Input material

★ ★ ★ ★ ★

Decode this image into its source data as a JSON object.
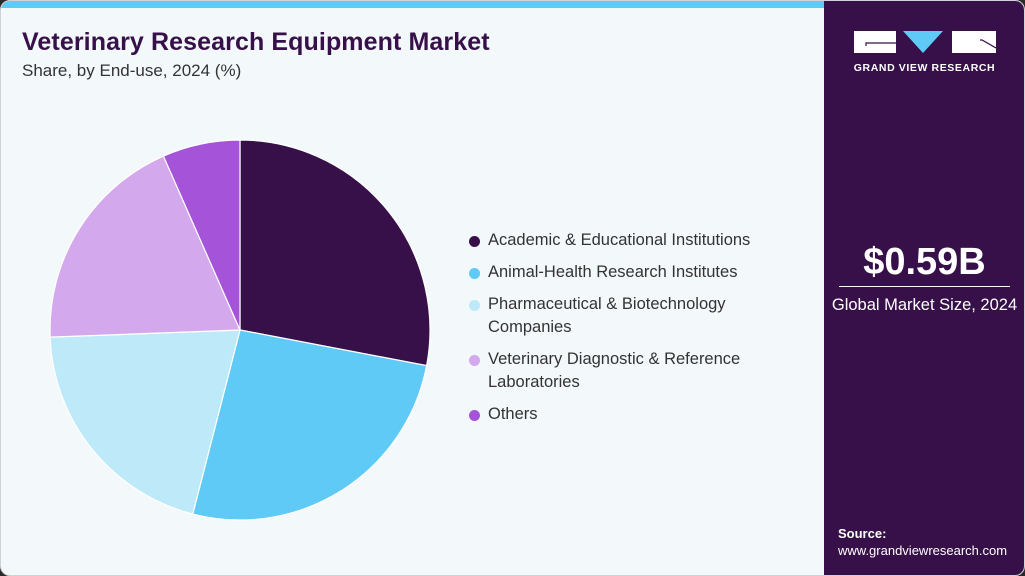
{
  "header": {
    "title": "Veterinary Research Equipment Market",
    "subtitle": "Share, by End-use, 2024 (%)"
  },
  "legend": {
    "items": [
      {
        "label": "Academic & Educational Institutions",
        "color": "#37104a"
      },
      {
        "label": "Animal-Health Research Institutes",
        "color": "#5ecaf5"
      },
      {
        "label": "Pharmaceutical & Biotechnology Companies",
        "color": "#bde9f9"
      },
      {
        "label": "Veterinary Diagnostic & Reference Laboratories",
        "color": "#d4a8ec"
      },
      {
        "label": "Others",
        "color": "#a553d9"
      }
    ]
  },
  "side_panel": {
    "logo_text": "GRAND VIEW RESEARCH",
    "market_value": "$0.59B",
    "market_label": "Global Market Size, 2024",
    "source_label": "Source:",
    "source_url": "www.grandviewresearch.com"
  },
  "colors": {
    "brand_dark": "#37104a",
    "accent_cyan": "#5ecaf5",
    "background": "#f3f8fb"
  },
  "chart_data": {
    "type": "pie",
    "title": "Veterinary Research Equipment Market",
    "subtitle": "Share, by End-use, 2024 (%)",
    "categories": [
      "Academic & Educational Institutions",
      "Animal-Health Research Institutes",
      "Pharmaceutical & Biotechnology Companies",
      "Veterinary Diagnostic & Reference Laboratories",
      "Others"
    ],
    "values": [
      28.0,
      26.0,
      20.4,
      19.0,
      6.6
    ],
    "colors": [
      "#37104a",
      "#5ecaf5",
      "#bde9f9",
      "#d4a8ec",
      "#a553d9"
    ],
    "start_angle": "12 o'clock, clockwise",
    "legend_position": "right",
    "unit": "%"
  }
}
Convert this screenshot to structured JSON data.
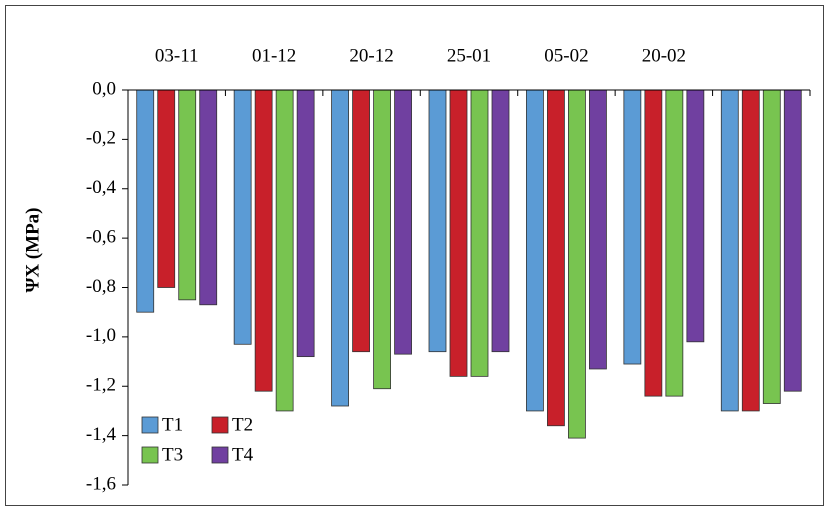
{
  "chart_data": {
    "type": "bar",
    "y_label": "ΨX (MPa)",
    "categories": [
      "03-11",
      "01-12",
      "20-12",
      "25-01",
      "05-02",
      "20-02",
      null
    ],
    "series": [
      {
        "name": "T1",
        "color": "#5b9bd5",
        "values": [
          -0.9,
          -1.03,
          -1.28,
          -1.06,
          -1.3,
          -1.11,
          -1.3
        ]
      },
      {
        "name": "T2",
        "color": "#c8202a",
        "values": [
          -0.8,
          -1.22,
          -1.06,
          -1.16,
          -1.36,
          -1.24,
          -1.3
        ]
      },
      {
        "name": "T3",
        "color": "#78c450",
        "values": [
          -0.85,
          -1.3,
          -1.21,
          -1.16,
          -1.41,
          -1.24,
          -1.27
        ]
      },
      {
        "name": "T4",
        "color": "#7040a0",
        "values": [
          -0.87,
          -1.08,
          -1.07,
          -1.06,
          -1.13,
          -1.02,
          -1.22
        ]
      }
    ],
    "ylim": [
      0,
      -1.6
    ],
    "yticks": [
      {
        "value": 0,
        "label": "0,0"
      },
      {
        "value": -0.2,
        "label": "-0,2"
      },
      {
        "value": -0.4,
        "label": "-0,4"
      },
      {
        "value": -0.6,
        "label": "-0,6"
      },
      {
        "value": -0.8,
        "label": "-0,8"
      },
      {
        "value": -1.0,
        "label": "-1,0"
      },
      {
        "value": -1.2,
        "label": "-1,2"
      },
      {
        "value": -1.4,
        "label": "-1,4"
      },
      {
        "value": -1.6,
        "label": "-1,6"
      }
    ],
    "legend": "bottom-left"
  }
}
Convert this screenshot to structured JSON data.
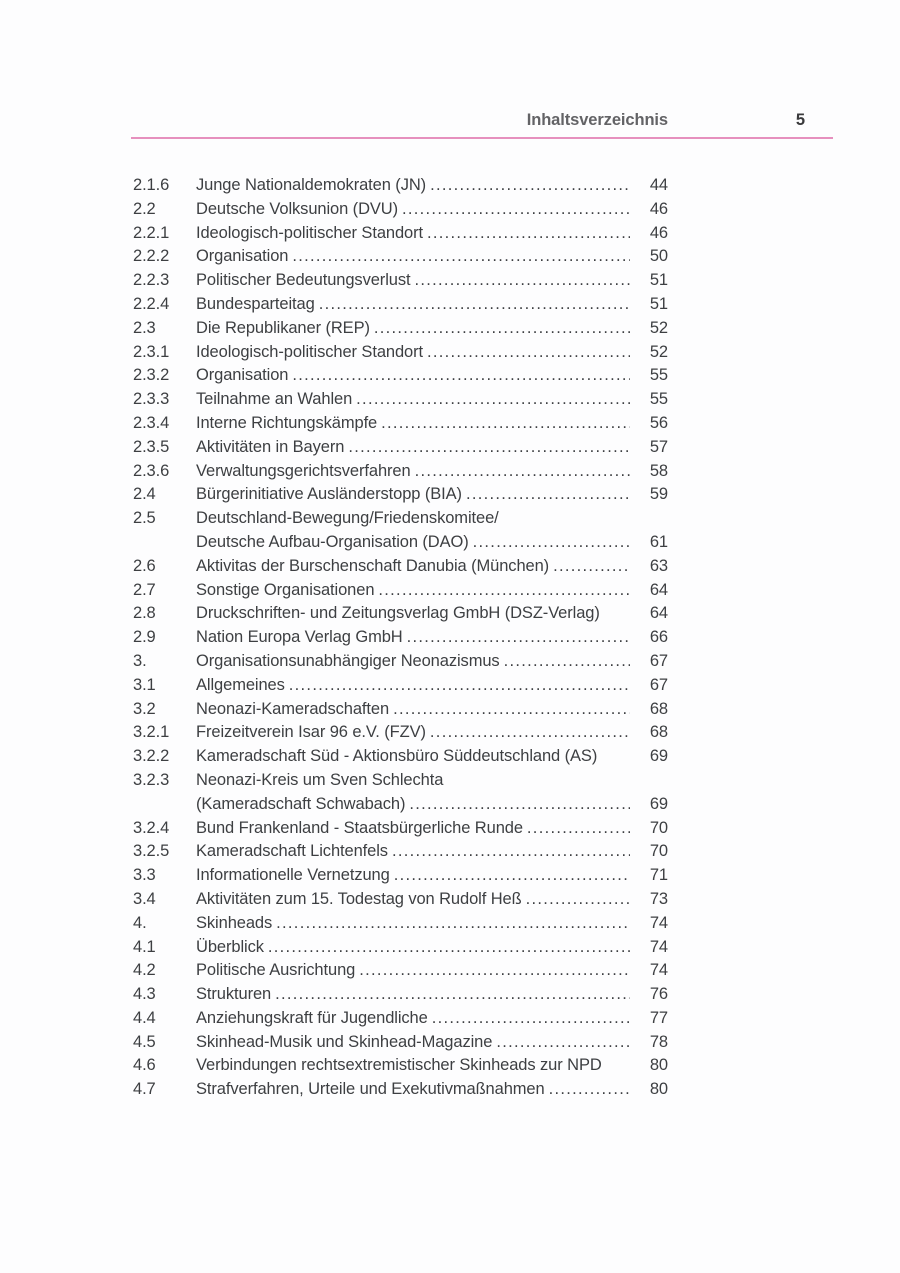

★ ★ ★ ★ ★

Provide the number of lines in the data above that contain the string "Health", and nothing else.

Result
2